### [TASK INPUTS]

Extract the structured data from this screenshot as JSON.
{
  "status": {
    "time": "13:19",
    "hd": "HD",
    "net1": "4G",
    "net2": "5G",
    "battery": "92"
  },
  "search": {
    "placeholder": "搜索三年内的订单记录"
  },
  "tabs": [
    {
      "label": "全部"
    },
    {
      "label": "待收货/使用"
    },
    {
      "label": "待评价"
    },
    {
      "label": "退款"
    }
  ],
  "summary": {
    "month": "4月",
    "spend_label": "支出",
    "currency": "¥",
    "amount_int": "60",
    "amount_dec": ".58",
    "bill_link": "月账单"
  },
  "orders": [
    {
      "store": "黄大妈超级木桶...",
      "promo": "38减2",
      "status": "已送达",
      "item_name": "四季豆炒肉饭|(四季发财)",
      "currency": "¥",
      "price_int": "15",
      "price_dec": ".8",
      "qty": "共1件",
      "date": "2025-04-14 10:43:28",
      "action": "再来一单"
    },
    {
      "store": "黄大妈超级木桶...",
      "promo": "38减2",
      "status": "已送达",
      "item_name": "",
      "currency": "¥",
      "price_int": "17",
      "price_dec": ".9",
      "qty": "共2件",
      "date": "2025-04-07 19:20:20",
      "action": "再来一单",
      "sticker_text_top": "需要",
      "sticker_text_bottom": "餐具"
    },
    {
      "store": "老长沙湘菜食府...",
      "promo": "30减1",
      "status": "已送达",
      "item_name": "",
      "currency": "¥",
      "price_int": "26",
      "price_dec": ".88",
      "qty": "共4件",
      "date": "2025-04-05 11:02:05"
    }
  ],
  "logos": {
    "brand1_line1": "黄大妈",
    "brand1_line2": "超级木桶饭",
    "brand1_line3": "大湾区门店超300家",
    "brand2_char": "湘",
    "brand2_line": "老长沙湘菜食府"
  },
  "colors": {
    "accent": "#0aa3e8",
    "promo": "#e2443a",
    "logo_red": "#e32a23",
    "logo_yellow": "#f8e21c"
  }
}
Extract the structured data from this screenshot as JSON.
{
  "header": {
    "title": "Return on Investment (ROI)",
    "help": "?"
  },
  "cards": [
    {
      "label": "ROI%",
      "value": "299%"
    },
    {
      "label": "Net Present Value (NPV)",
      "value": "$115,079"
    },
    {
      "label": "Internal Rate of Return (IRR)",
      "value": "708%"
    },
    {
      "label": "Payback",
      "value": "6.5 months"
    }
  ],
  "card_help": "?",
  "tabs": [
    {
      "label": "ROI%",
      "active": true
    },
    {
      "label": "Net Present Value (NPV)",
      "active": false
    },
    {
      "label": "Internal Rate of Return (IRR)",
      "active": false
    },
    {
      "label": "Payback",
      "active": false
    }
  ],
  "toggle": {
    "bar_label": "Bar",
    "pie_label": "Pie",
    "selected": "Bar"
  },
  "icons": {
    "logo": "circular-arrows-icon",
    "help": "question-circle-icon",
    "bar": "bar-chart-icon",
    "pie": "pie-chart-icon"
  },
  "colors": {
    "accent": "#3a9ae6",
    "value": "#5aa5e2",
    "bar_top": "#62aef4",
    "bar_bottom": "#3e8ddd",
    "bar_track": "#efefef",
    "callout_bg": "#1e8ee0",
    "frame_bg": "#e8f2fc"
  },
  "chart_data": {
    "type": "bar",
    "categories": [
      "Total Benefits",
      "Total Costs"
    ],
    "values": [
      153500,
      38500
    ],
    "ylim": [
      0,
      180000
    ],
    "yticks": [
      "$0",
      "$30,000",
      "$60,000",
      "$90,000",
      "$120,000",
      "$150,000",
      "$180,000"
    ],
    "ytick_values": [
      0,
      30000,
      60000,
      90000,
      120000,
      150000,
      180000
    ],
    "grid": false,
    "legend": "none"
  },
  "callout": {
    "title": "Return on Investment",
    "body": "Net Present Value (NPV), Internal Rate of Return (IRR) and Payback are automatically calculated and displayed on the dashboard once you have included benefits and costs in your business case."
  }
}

### [TO BE DONE]
The records above need to be transcribed in full. Keep every character unchanged.

### [FINISHED ANSWER]
Extract the structured data from this screenshot as JSON.
{
  "status": {
    "time": "13:19",
    "hd": "HD",
    "net1": "4G",
    "net2": "5G",
    "battery": "92"
  },
  "search": {
    "placeholder": "搜索三年内的订单记录"
  },
  "tabs": [
    {
      "label": "全部"
    },
    {
      "label": "待收货/使用"
    },
    {
      "label": "待评价"
    },
    {
      "label": "退款"
    }
  ],
  "summary": {
    "month": "4月",
    "spend_label": "支出",
    "currency": "¥",
    "amount_int": "60",
    "amount_dec": ".58",
    "bill_link": "月账单"
  },
  "orders": [
    {
      "store": "黄大妈超级木桶...",
      "promo": "38减2",
      "status": "已送达",
      "item_name": "四季豆炒肉饭|(四季发财)",
      "currency": "¥",
      "price_int": "15",
      "price_dec": ".8",
      "qty": "共1件",
      "date": "2025-04-14 10:43:28",
      "action": "再来一单"
    },
    {
      "store": "黄大妈超级木桶...",
      "promo": "38减2",
      "status": "已送达",
      "item_name": "",
      "currency": "¥",
      "price_int": "17",
      "price_dec": ".9",
      "qty": "共2件",
      "date": "2025-04-07 19:20:20",
      "action": "再来一单",
      "sticker_text_top": "需要",
      "sticker_text_bottom": "餐具"
    },
    {
      "store": "老长沙湘菜食府...",
      "promo": "30减1",
      "status": "已送达",
      "item_name": "",
      "currency": "¥",
      "price_int": "26",
      "price_dec": ".88",
      "qty": "共4件",
      "date": "2025-04-05 11:02:05"
    }
  ],
  "logos": {
    "brand1_line1": "黄大妈",
    "brand1_line2": "超级木桶饭",
    "brand1_line3": "大湾区门店超300家",
    "brand2_char": "湘",
    "brand2_line": "老长沙湘菜食府"
  },
  "colors": {
    "accent": "#0aa3e8",
    "promo": "#e2443a",
    "logo_red": "#e32a23",
    "logo_yellow": "#f8e21c"
  }
}
Extract the structured data from this screenshot as JSON.
{
  "header": {
    "title": "Return on Investment (ROI)",
    "help": "?"
  },
  "cards": [
    {
      "label": "ROI%",
      "value": "299%"
    },
    {
      "label": "Net Present Value (NPV)",
      "value": "$115,079"
    },
    {
      "label": "Internal Rate of Return (IRR)",
      "value": "708%"
    },
    {
      "label": "Payback",
      "value": "6.5 months"
    }
  ],
  "card_help": "?",
  "tabs": [
    {
      "label": "ROI%",
      "active": true
    },
    {
      "label": "Net Present Value (NPV)",
      "active": false
    },
    {
      "label": "Internal Rate of Return (IRR)",
      "active": false
    },
    {
      "label": "Payback",
      "active": false
    }
  ],
  "toggle": {
    "bar_label": "Bar",
    "pie_label": "Pie",
    "selected": "Bar"
  },
  "icons": {
    "logo": "circular-arrows-icon",
    "help": "question-circle-icon",
    "bar": "bar-chart-icon",
    "pie": "pie-chart-icon"
  },
  "colors": {
    "accent": "#3a9ae6",
    "value": "#5aa5e2",
    "bar_top": "#62aef4",
    "bar_bottom": "#3e8ddd",
    "bar_track": "#efefef",
    "callout_bg": "#1e8ee0",
    "frame_bg": "#e8f2fc"
  },
  "chart_data": {
    "type": "bar",
    "categories": [
      "Total Benefits",
      "Total Costs"
    ],
    "values": [
      153500,
      38500
    ],
    "ylim": [
      0,
      180000
    ],
    "yticks": [
      "$0",
      "$30,000",
      "$60,000",
      "$90,000",
      "$120,000",
      "$150,000",
      "$180,000"
    ],
    "ytick_values": [
      0,
      30000,
      60000,
      90000,
      120000,
      150000,
      180000
    ],
    "grid": false,
    "legend": "none"
  },
  "callout": {
    "title": "Return on Investment",
    "body": "Net Present Value (NPV), Internal Rate of Return (IRR) and Payback are automatically calculated and displayed on the dashboard once you have included benefits and costs in your business case."
  }
}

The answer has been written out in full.